* Instructions to follow:
Only the lines holding the string "values" are needed. Copy each one.

(Chart and figure data)
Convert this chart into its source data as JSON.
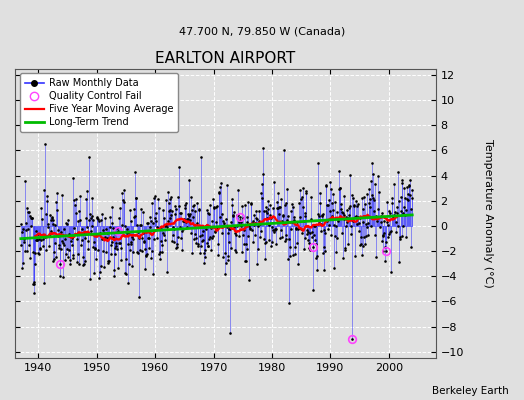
{
  "title": "EARLTON AIRPORT",
  "subtitle": "47.700 N, 79.850 W (Canada)",
  "ylabel": "Temperature Anomaly (°C)",
  "credit": "Berkeley Earth",
  "ylim": [
    -10.5,
    12.5
  ],
  "yticks": [
    -10,
    -8,
    -6,
    -4,
    -2,
    0,
    2,
    4,
    6,
    8,
    10,
    12
  ],
  "xlim": [
    1936,
    2008
  ],
  "xticks": [
    1940,
    1950,
    1960,
    1970,
    1980,
    1990,
    2000
  ],
  "bg_color": "#e0e0e0",
  "plot_bg_color": "#e0e0e0",
  "line_color": "#3333ff",
  "dot_color": "#000000",
  "ma_color": "#ff0000",
  "trend_color": "#00bb00",
  "qc_color": "#ff44ff",
  "seed": 12,
  "n_points": 804
}
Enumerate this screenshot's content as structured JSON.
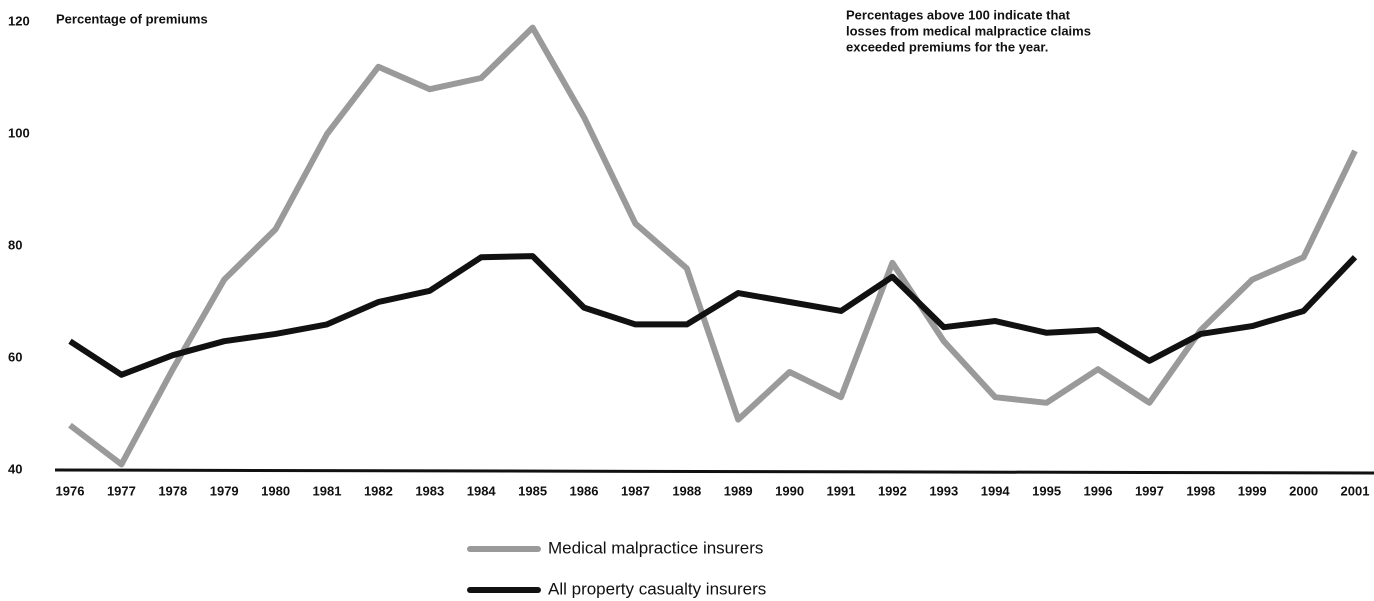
{
  "chart_data": {
    "type": "line",
    "y_label": "Percentage of premiums",
    "annotation": [
      "Percentages above 100 indicate that",
      "losses from medical malpractice claims",
      "exceeded premiums for the year."
    ],
    "categories": [
      "1976",
      "1977",
      "1978",
      "1979",
      "1980",
      "1981",
      "1982",
      "1983",
      "1984",
      "1985",
      "1986",
      "1987",
      "1988",
      "1989",
      "1990",
      "1991",
      "1992",
      "1993",
      "1994",
      "1995",
      "1996",
      "1997",
      "1998",
      "1999",
      "2000",
      "2001"
    ],
    "series": [
      {
        "name": "Medical malpractice insurers",
        "color": "#9a9a9a",
        "values": [
          48,
          41,
          58,
          74,
          83,
          100,
          112,
          108,
          110,
          119,
          103,
          84,
          76,
          49,
          57.5,
          53,
          77,
          63,
          53,
          52,
          58,
          52,
          65,
          74,
          78,
          97
        ]
      },
      {
        "name": "All property casualty insurers",
        "color": "#111111",
        "values": [
          63,
          57,
          60.5,
          63,
          64.3,
          66,
          70,
          72,
          78,
          78.2,
          69,
          66,
          66,
          71.6,
          70,
          68.4,
          74.5,
          65.5,
          66.6,
          64.5,
          65,
          59.5,
          64.3,
          65.7,
          68.4,
          78
        ]
      }
    ],
    "ylim": [
      40,
      120
    ],
    "yticks": [
      40,
      60,
      80,
      100,
      120
    ],
    "grid": false
  }
}
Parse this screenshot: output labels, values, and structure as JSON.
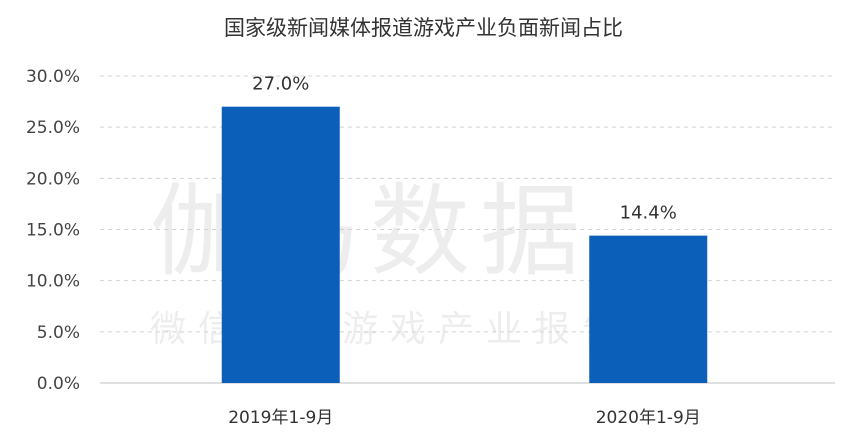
{
  "watermark": {
    "main": "伽马数据",
    "sub": "微信号：游戏产业报告"
  },
  "chart_data": {
    "type": "bar",
    "title": "国家级新闻媒体报道游戏产业负面新闻占比",
    "categories": [
      "2019年1-9月",
      "2020年1-9月"
    ],
    "values": [
      27.0,
      14.4
    ],
    "data_labels": [
      "27.0%",
      "14.4%"
    ],
    "ylim": [
      0,
      30
    ],
    "yticks": [
      0,
      5,
      10,
      15,
      20,
      25,
      30
    ],
    "ytick_labels": [
      "0.0%",
      "5.0%",
      "10.0%",
      "15.0%",
      "20.0%",
      "25.0%",
      "30.0%"
    ],
    "grid": true,
    "bar_color": "#0b5fb8"
  }
}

* Solution to the exercise:
        "values": [
        "values": [
Parse this screenshot: output labels, values, and structure as JSON.
    "values": [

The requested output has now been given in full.